== EXTRACTED INFORMATION

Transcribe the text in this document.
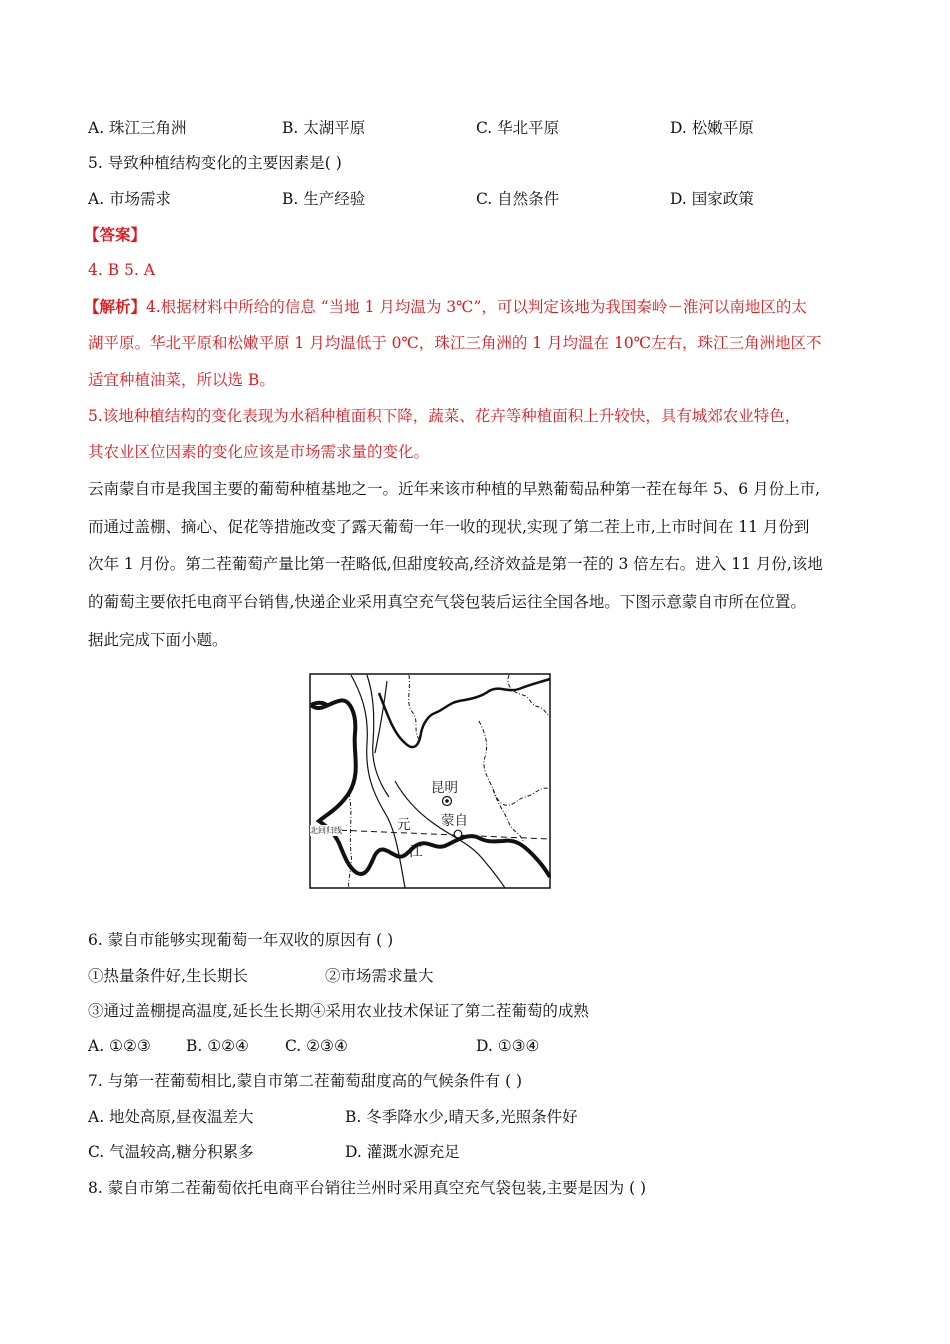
A. 珠江三角洲	B. 太湖平原	C. 华北平原	D. 松嫩平原
5. 导致种植结构变化的主要因素是( )
A. 市场需求	B. 生产经验	C. 自然条件	D. 国家政策
【答案】
4. B 5. A
【解析】4.根据材料中所给的信息 “当地 1 月均温为 3℃”，可以判定该地为我国秦岭－淮河以南地区的太
湖平原。华北平原和松嫩平原 1 月均温低于 0℃，珠江三角洲的 1 月均温在 10℃左右，珠江三角洲地区不
适宜种植油菜，所以选 B。
5.该地种植结构的变化表现为水稻种植面积下降，蔬菜、花卉等种植面积上升较快，具有城郊农业特色，
其农业区位因素的变化应该是市场需求量的变化。
云南蒙自市是我国主要的葡萄种植基地之一。近年来该市种植的早熟葡萄品种第一茬在每年 5、6 月份上市,
而通过盖棚、摘心、促花等措施改变了露天葡萄一年一收的现状,实现了第二茬上市,上市时间在 11 月份到
次年 1 月份。第二茬葡萄产量比第一茬略低,但甜度较高,经济效益是第一茬的 3 倍左右。进入 11 月份,该地
的葡萄主要依托电商平台销售,快递企业采用真空充气袋包装后运往全国各地。下图示意蒙自市所在位置。
据此完成下面小题。
昆明
蒙自
元
江
北回归线
6. 蒙自市能够实现葡萄一年双收的原因有 ( )
①热量条件好,生长期长	②市场需求量大
③通过盖棚提高温度,延长生长期④采用农业技术保证了第二茬葡萄的成熟
A. ①②③ B. ①②④ C. ②③④	D. ①③④
7. 与第一茬葡萄相比,蒙自市第二茬葡萄甜度高的气候条件有 ( )
A. 地处高原,昼夜温差大	B. 冬季降水少,晴天多,光照条件好
C. 气温较高,糖分积累多	D. 灌溉水源充足
8. 蒙自市第二茬葡萄依托电商平台销往兰州时采用真空充气袋包装,主要是因为 ( )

====

* GOAL OF THE EXERCISE *
Restate the listing above word for word, and skip the pictures.

* OUTPUT FOR THIS TASK *
Transcribe the text in this document.
A. 珠江三角洲	B. 太湖平原	C. 华北平原	D. 松嫩平原
5. 导致种植结构变化的主要因素是( )
A. 市场需求	B. 生产经验	C. 自然条件	D. 国家政策
【答案】
4. B 5. A
【解析】4.根据材料中所给的信息 “当地 1 月均温为 3℃”，可以判定该地为我国秦岭－淮河以南地区的太
湖平原。华北平原和松嫩平原 1 月均温低于 0℃，珠江三角洲的 1 月均温在 10℃左右，珠江三角洲地区不
适宜种植油菜，所以选 B。
5.该地种植结构的变化表现为水稻种植面积下降，蔬菜、花卉等种植面积上升较快，具有城郊农业特色，
其农业区位因素的变化应该是市场需求量的变化。
云南蒙自市是我国主要的葡萄种植基地之一。近年来该市种植的早熟葡萄品种第一茬在每年 5、6 月份上市,
而通过盖棚、摘心、促花等措施改变了露天葡萄一年一收的现状,实现了第二茬上市,上市时间在 11 月份到
次年 1 月份。第二茬葡萄产量比第一茬略低,但甜度较高,经济效益是第一茬的 3 倍左右。进入 11 月份,该地
的葡萄主要依托电商平台销售,快递企业采用真空充气袋包装后运往全国各地。下图示意蒙自市所在位置。
据此完成下面小题。
昆明
蒙自
元
江
北回归线
6. 蒙自市能够实现葡萄一年双收的原因有 ( )
①热量条件好,生长期长	②市场需求量大
③通过盖棚提高温度,延长生长期④采用农业技术保证了第二茬葡萄的成熟
A. ①②③ B. ①②④ C. ②③④	D. ①③④
7. 与第一茬葡萄相比,蒙自市第二茬葡萄甜度高的气候条件有 ( )
A. 地处高原,昼夜温差大	B. 冬季降水少,晴天多,光照条件好
C. 气温较高,糖分积累多	D. 灌溉水源充足
8. 蒙自市第二茬葡萄依托电商平台销往兰州时采用真空充气袋包装,主要是因为 ( )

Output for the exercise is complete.